((

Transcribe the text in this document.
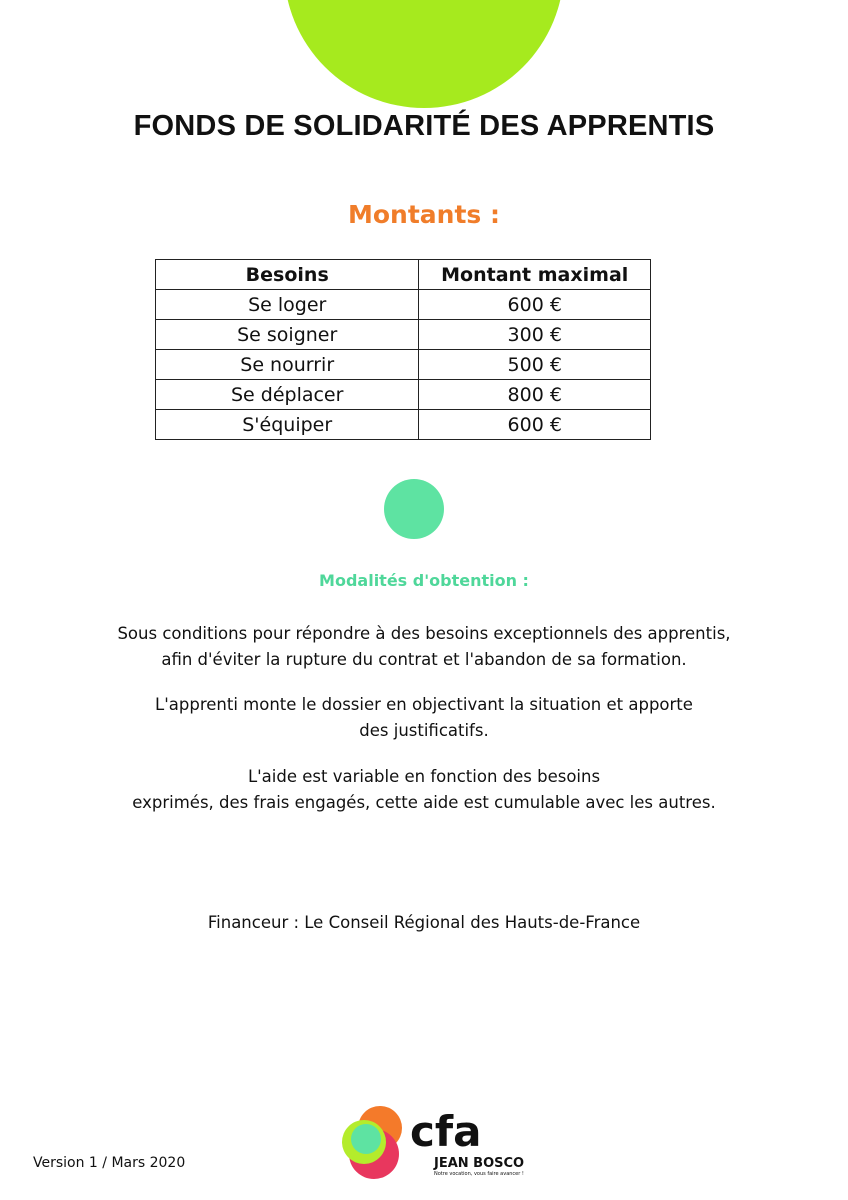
FONDS DE SOLIDARITÉ DES APPRENTIS
Montants :
Besoins	Montant maximal
Se loger	600 €
Se soigner	300 €
Se nourrir	500 €
Se déplacer	800 €
S'équiper	600 €
Modalités d'obtention :

Sous conditions pour répondre à des besoins exceptionnels des apprentis,
afin d'éviter la rupture du contrat et l'abandon de sa formation.

L'apprenti monte le dossier en objectivant la situation et apporte
des justificatifs.

L'aide est variable en fonction des besoins
exprimés, des frais engagés, cette aide est cumulable avec les autres.

Financeur : Le Conseil Régional des Hauts-de-France

Version 1 / Mars 2020

cfa
JEAN BOSCO
Notre vocation, vous faire avancer !
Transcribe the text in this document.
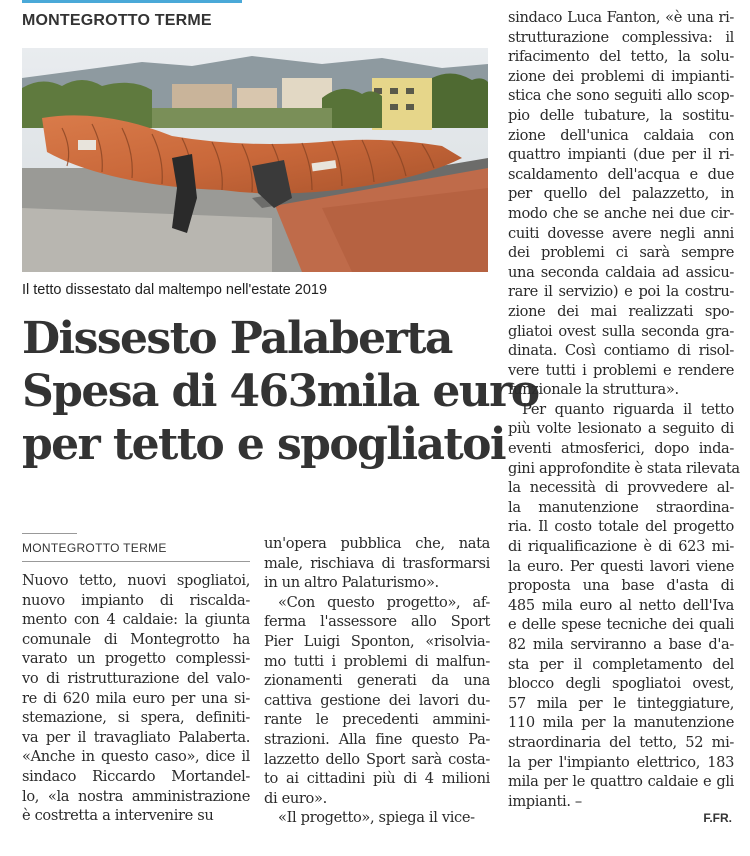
MONTEGROTTO TERME
Il tetto dissestato dal maltempo nell'estate 2019
Dissesto Palaberta
Spesa di 463mila euro
per tetto e spogliatoi
MONTEGROTTO TERME

Nuovo tetto, nuovi spogliatoi,
nuovo impianto di riscalda-
mento con 4 caldaie: la giunta
comunale di Montegrotto ha
varato un progetto complessi-
vo di ristrutturazione del valo-
re di 620 mila euro per una si-
stemazione, si spera, definiti-
va per il travagliato Palaberta.
«Anche in questo caso», dice il
sindaco Riccardo Mortandel-
lo, «la nostra amministrazione
è costretta a intervenire su

un'opera pubblica che, nata
male, rischiava di trasformarsi
in un altro Palaturismo».

«Con questo progetto», af-
ferma l'assessore allo Sport
Pier Luigi Sponton, «risolvia-
mo tutti i problemi di malfun-
zionamenti generati da una
cattiva gestione dei lavori du-
rante le precedenti ammini-
strazioni. Alla fine questo Pa-
lazzetto dello Sport sarà costa-
to ai cittadini più di 4 milioni
di euro».

«Il progetto», spiega il vice-

sindaco Luca Fanton, «è una ri-
strutturazione complessiva: il
rifacimento del tetto, la solu-
zione dei problemi di impianti-
stica che sono seguiti allo scop-
pio delle tubature, la sostitu-
zione dell'unica caldaia con
quattro impianti (due per il ri-
scaldamento dell'acqua e due
per quello del palazzetto, in
modo che se anche nei due cir-
cuiti dovesse avere negli anni
dei problemi ci sarà sempre
una seconda caldaia ad assicu-
rare il servizio) e poi la costru-
zione dei mai realizzati spo-
gliatoi ovest sulla seconda gra-
dinata. Così contiamo di risol-
vere tutti i problemi e rendere
funzionale la struttura».

Per quanto riguarda il tetto
più volte lesionato a seguito di
eventi atmosferici, dopo inda-
gini approfondite è stata rilevata
la necessità di provvedere al-
la manutenzione straordina-
ria. Il costo totale del progetto
di riqualificazione è di 623 mi-
la euro. Per questi lavori viene
proposta una base d'asta di
485 mila euro al netto dell'Iva
e delle spese tecniche dei quali
82 mila serviranno a base d'a-
sta per il completamento del
blocco degli spogliatoi ovest,
57 mila per le tinteggiature,
110 mila per la manutenzione
straordinaria del tetto, 52 mi-
la per l'impianto elettrico, 183
mila per le quattro caldaie e gli
impianti. –

F.FR.
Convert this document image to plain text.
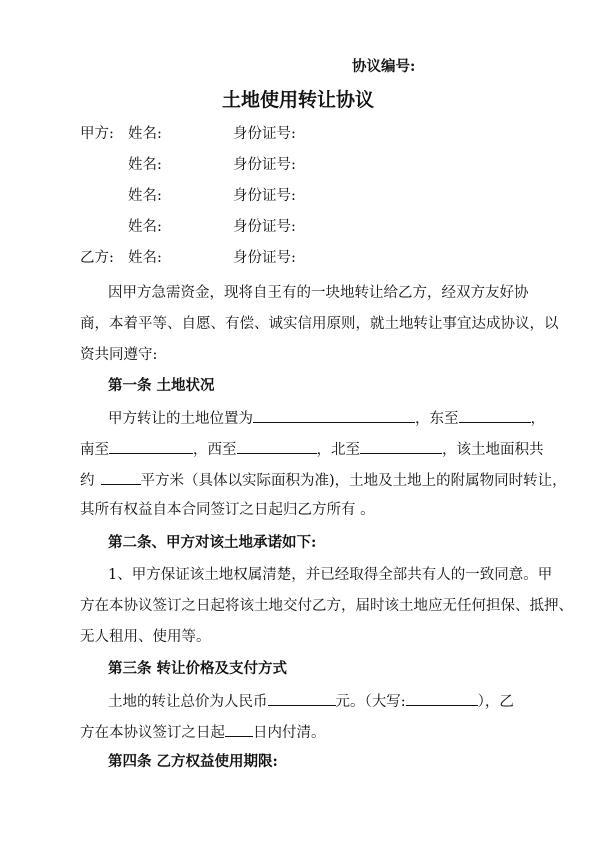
协议编号:
土地使用转让协议
甲方: 姓名:	身份证号:
姓名:	身份证号:
姓名:	身份证号:
姓名:	身份证号:
乙方: 姓名:	身份证号:
因甲方急需资金，现将自王有的一块地转让给乙方，经双方友好协
商，本着平等、自愿、有偿、诚实信用原则，就土地转让事宜达成协议，以
资共同遵守:
第一条 土地状况
甲方转让的土地位置为	，东至	，
南至	，西至	，北至	，该土地面积共
约	平方米（具体以实际面积为准)，土地及土地上的附属物同时转让，
其所有权益自本合同签订之日起归乙方所有 。
第二条、甲方对该土地承诺如下:
1、甲方保证该土地权属清楚，并已经取得全部共有人的一致同意。甲
方在本协议签订之日起将该土地交付乙方，届时该土地应无任何担保、抵押、
无人租用、使用等。
第三条 转让价格及支付方式
土地的转让总价为人民币	元。（大写:	），乙
方在本协议签订之日起 日内付清。
第四条 乙方权益使用期限:
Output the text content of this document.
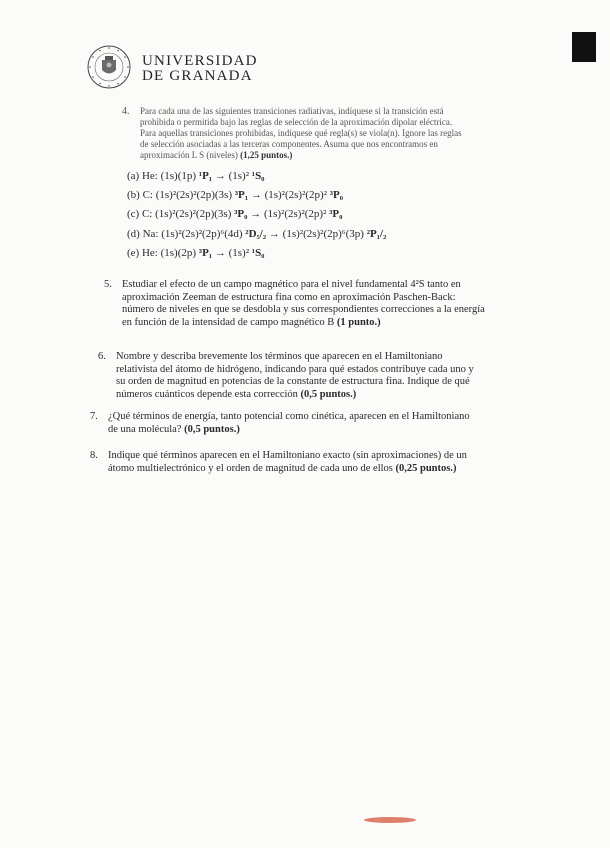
UNIVERSIDAD
DE GRANADA
4. Para cada una de las siguientes transiciones radiativas, indíquese si la transición está
prohibida o permitida bajo las reglas de selección de la aproximación dipolar eléctrica.
Para aquellas transiciones prohibidas, indíquese qué regla(s) se viola(n). Ignore las reglas
de selección asociadas a las terceras componentes. Asuma que nos encontramos en
aproximación L S (niveles) (1,25 puntos.)
(a) He: (1s)(1p) ¹P₁ → (1s)² ¹S₀
(b) C: (1s)²(2s)²(2p)(3s) ³P₁ → (1s)²(2s)²(2p)² ³P₀
(c) C: (1s)²(2s)²(2p)(3s) ³P₀ → (1s)²(2s)²(2p)² ³P₀
(d) Na: (1s)²(2s)²(2p)⁶(4d) ²D₅/₂ → (1s)²(2s)²(2p)⁶(3p) ²P₁/₂
(e) He: (1s)(2p) ³P₁ → (1s)² ¹S₀
5. Estudiar el efecto de un campo magnético para el nivel fundamental 4²S tanto en
aproximación Zeeman de estructura fina como en aproximación Paschen-Back:
número de niveles en que se desdobla y sus correspondientes correcciones a la energía
en función de la intensidad de campo magnético B (1 punto.)
6. Nombre y describa brevemente los términos que aparecen en el Hamiltoniano
relativista del átomo de hidrógeno, indicando para qué estados contribuye cada uno y
su orden de magnitud en potencias de la constante de estructura fina. Indique de qué
números cuánticos depende esta corrección (0,5 puntos.)
7. ¿Qué términos de energía, tanto potencial como cinética, aparecen en el Hamiltoniano
de una molécula? (0,5 puntos.)
8. Indique qué términos aparecen en el Hamiltoniano exacto (sin aproximaciones) de un
átomo multielectrónico y el orden de magnitud de cada uno de ellos (0,25 puntos.)
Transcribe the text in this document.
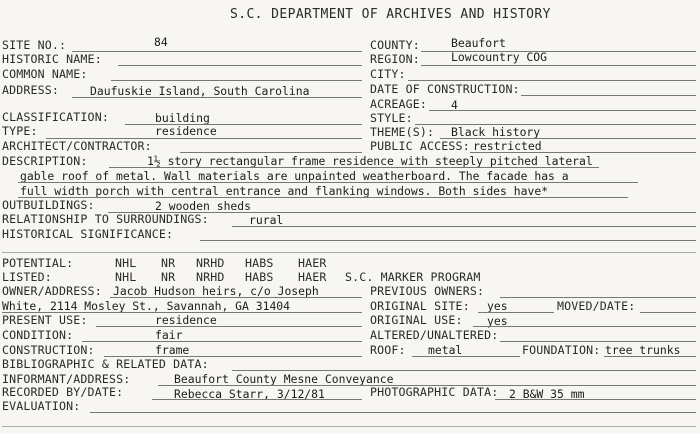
S.C. DEPARTMENT OF ARCHIVES AND HISTORY
SITE NO.:	84
HISTORIC NAME:
COMMON NAME:
ADDRESS:	Daufuskie Island, South Carolina
CLASSIFICATION:	building
TYPE:	residence
ARCHITECT/CONTRACTOR:
COUNTY:	Beaufort
REGION:	Lowcountry COG
CITY:
DATE OF CONSTRUCTION:
ACREAGE: 4
STYLE:
THEME(S): Black history
PUBLIC ACCESS: restricted
DESCRIPTION:	1½ story rectangular frame residence with steeply pitched lateral
gable roof of metal. Wall materials are unpainted weatherboard. The facade has a
full width porch with central entrance and flanking windows. Both sides have*
OUTBUILDINGS:	2 wooden sheds
RELATIONSHIP TO SURROUNDINGS:	rural
HISTORICAL SIGNIFICANCE:
POTENTIAL:	NHL NR NRHD HABS HAER
LISTED:	NHL NR NRHD HABS HAER S.C. MARKER PROGRAM
OWNER/ADDRESS: Jacob Hudson heirs, c/o Joseph
White, 2114 Mosley St., Savannah, GA 31404
PRESENT USE:	residence
CONDITION:	fair
CONSTRUCTION:	frame
BIBLIOGRAPHIC & RELATED DATA:
INFORMANT/ADDRESS:	Beaufort County Mesne Conveyance
RECORDED BY/DATE:	Rebecca Starr, 3/12/81
EVALUATION:
PREVIOUS OWNERS:
ORIGINAL SITE: yes	MOVED/DATE:
ORIGINAL USE: yes
ALTERED/UNALTERED:
ROOF: metal	FOUNDATION: tree trunks
PHOTOGRAPHIC DATA: 2 B&W 35 mm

))

> [Direction]: Give the count of lines in the listing that hold the word "cada", with no other text.

> [Solved problem]: 3